> PROBLEM
State how many lines of the data contain the word "icon", and write nothing besides the number.

> ENTRIES SHOWN
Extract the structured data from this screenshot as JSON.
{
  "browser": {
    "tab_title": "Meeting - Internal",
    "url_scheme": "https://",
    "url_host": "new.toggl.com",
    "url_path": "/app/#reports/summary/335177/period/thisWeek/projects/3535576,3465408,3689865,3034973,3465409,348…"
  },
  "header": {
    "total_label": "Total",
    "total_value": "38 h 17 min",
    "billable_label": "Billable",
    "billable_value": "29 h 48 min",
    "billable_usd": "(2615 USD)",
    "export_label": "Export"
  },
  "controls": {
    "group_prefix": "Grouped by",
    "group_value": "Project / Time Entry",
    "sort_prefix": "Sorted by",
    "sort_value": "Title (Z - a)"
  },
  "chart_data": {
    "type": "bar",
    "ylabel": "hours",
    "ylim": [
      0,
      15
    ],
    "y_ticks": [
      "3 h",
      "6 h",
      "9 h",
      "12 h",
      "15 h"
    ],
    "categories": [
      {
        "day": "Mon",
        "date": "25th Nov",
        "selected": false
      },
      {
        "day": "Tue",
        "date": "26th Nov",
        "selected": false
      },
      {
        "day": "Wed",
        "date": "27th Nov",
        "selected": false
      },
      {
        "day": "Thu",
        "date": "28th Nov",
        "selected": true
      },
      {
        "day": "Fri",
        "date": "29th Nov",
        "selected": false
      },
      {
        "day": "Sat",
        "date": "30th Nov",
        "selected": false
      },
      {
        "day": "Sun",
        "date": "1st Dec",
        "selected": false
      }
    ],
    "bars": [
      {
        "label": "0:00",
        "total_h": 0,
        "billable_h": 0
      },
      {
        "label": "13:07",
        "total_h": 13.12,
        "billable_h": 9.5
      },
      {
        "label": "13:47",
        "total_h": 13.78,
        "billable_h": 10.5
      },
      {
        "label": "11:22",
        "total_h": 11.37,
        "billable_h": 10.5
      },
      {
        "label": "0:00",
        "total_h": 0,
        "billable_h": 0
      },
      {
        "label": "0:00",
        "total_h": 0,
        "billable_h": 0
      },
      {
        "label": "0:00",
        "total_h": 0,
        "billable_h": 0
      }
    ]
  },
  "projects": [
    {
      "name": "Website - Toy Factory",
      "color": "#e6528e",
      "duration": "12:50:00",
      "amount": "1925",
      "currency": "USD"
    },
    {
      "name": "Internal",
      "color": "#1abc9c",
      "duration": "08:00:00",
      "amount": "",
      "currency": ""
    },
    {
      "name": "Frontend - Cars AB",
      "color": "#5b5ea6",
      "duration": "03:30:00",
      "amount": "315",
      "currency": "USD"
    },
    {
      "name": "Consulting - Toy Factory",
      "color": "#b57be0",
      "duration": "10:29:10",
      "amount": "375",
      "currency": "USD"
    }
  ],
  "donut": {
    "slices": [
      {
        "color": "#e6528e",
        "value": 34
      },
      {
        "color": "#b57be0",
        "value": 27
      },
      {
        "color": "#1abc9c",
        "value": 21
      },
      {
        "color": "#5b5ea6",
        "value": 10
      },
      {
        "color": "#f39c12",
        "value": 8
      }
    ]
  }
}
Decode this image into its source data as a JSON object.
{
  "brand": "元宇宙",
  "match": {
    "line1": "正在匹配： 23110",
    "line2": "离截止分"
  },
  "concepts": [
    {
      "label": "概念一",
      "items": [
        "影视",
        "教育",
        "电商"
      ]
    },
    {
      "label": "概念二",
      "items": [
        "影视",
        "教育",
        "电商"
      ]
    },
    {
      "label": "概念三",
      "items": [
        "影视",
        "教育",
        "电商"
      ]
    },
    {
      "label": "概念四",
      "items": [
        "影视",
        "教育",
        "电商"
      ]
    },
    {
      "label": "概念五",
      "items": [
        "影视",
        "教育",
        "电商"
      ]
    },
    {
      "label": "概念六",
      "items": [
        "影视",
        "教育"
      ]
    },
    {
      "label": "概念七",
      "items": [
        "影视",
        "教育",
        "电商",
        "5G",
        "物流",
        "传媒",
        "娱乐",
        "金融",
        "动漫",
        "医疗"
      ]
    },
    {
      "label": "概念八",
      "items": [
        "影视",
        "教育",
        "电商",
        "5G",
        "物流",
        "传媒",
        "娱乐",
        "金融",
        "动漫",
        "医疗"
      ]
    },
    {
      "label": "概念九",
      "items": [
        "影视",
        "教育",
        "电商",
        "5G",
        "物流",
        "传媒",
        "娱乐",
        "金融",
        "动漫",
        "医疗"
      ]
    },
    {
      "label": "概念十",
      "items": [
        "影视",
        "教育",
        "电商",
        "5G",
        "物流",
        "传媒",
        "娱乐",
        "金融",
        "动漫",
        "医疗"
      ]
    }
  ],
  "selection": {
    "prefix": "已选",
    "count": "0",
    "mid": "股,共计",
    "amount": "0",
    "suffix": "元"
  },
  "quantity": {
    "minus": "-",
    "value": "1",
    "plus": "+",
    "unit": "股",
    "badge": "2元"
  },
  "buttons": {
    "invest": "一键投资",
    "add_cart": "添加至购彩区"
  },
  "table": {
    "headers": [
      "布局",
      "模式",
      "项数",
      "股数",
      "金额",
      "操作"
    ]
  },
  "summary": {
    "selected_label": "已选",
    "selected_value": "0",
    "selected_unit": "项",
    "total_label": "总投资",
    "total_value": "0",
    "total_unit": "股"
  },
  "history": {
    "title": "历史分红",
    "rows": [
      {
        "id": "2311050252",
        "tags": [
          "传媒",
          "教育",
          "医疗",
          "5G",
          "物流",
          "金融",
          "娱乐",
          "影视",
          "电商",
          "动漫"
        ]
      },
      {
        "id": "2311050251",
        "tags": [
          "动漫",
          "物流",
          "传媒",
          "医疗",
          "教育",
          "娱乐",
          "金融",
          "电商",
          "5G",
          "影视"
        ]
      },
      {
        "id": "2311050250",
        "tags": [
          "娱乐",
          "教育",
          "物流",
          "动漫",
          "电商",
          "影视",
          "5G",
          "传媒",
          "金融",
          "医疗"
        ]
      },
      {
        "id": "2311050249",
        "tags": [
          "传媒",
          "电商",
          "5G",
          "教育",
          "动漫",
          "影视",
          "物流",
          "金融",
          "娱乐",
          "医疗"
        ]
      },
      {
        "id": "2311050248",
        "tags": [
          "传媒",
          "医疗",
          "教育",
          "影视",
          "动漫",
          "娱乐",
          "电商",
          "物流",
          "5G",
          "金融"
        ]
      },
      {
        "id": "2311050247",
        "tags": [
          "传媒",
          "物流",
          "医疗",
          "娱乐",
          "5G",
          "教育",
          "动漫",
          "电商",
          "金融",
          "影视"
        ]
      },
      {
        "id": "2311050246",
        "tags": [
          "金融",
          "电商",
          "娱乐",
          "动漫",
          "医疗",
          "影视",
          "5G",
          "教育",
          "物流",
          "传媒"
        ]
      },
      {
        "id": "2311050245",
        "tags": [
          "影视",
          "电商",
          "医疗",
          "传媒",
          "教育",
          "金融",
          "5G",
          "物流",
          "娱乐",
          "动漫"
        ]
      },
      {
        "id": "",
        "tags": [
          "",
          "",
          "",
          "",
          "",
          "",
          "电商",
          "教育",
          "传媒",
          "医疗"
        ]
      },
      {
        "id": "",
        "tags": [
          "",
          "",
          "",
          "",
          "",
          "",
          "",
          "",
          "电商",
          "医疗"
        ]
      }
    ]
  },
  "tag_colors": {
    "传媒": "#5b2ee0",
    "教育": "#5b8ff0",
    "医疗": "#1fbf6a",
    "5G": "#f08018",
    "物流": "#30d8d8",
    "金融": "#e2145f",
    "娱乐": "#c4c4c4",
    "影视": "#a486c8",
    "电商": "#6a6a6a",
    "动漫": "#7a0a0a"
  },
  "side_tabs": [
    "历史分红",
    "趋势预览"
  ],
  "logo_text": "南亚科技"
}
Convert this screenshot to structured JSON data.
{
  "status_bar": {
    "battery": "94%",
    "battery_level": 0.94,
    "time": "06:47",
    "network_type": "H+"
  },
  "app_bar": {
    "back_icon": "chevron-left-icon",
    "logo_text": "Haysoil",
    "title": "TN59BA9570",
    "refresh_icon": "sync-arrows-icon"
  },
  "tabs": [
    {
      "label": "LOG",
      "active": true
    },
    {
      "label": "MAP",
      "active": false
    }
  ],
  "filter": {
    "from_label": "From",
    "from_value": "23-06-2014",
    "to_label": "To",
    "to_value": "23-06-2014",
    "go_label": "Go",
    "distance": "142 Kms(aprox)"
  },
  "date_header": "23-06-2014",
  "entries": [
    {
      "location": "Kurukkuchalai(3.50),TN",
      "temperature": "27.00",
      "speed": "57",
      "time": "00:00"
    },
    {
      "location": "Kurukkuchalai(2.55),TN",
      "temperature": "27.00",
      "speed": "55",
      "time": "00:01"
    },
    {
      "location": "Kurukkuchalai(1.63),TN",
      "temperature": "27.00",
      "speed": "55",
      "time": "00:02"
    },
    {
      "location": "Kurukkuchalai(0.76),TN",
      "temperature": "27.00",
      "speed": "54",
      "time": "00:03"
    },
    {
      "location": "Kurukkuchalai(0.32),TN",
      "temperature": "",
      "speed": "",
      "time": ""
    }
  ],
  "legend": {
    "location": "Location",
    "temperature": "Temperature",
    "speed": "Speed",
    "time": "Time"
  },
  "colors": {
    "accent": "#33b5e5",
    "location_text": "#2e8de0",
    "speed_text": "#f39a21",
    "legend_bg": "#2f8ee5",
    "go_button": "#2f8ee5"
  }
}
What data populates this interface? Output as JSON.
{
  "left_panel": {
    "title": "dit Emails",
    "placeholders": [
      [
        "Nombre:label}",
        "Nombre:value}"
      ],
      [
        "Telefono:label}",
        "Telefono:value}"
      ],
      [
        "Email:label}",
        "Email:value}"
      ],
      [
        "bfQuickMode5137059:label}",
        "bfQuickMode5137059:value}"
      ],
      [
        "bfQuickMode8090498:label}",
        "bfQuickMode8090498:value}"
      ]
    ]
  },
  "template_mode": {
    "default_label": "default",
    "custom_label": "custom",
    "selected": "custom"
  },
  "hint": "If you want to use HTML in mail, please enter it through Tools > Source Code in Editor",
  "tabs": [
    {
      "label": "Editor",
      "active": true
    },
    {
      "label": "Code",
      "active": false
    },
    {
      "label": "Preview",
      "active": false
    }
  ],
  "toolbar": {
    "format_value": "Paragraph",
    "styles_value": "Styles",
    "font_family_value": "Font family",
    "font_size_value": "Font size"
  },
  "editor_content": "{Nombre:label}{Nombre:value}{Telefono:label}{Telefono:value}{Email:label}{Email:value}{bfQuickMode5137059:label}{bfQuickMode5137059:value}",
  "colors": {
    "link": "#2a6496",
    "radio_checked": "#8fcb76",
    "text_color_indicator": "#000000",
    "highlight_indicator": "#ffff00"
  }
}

> RIGHT ANSWER
2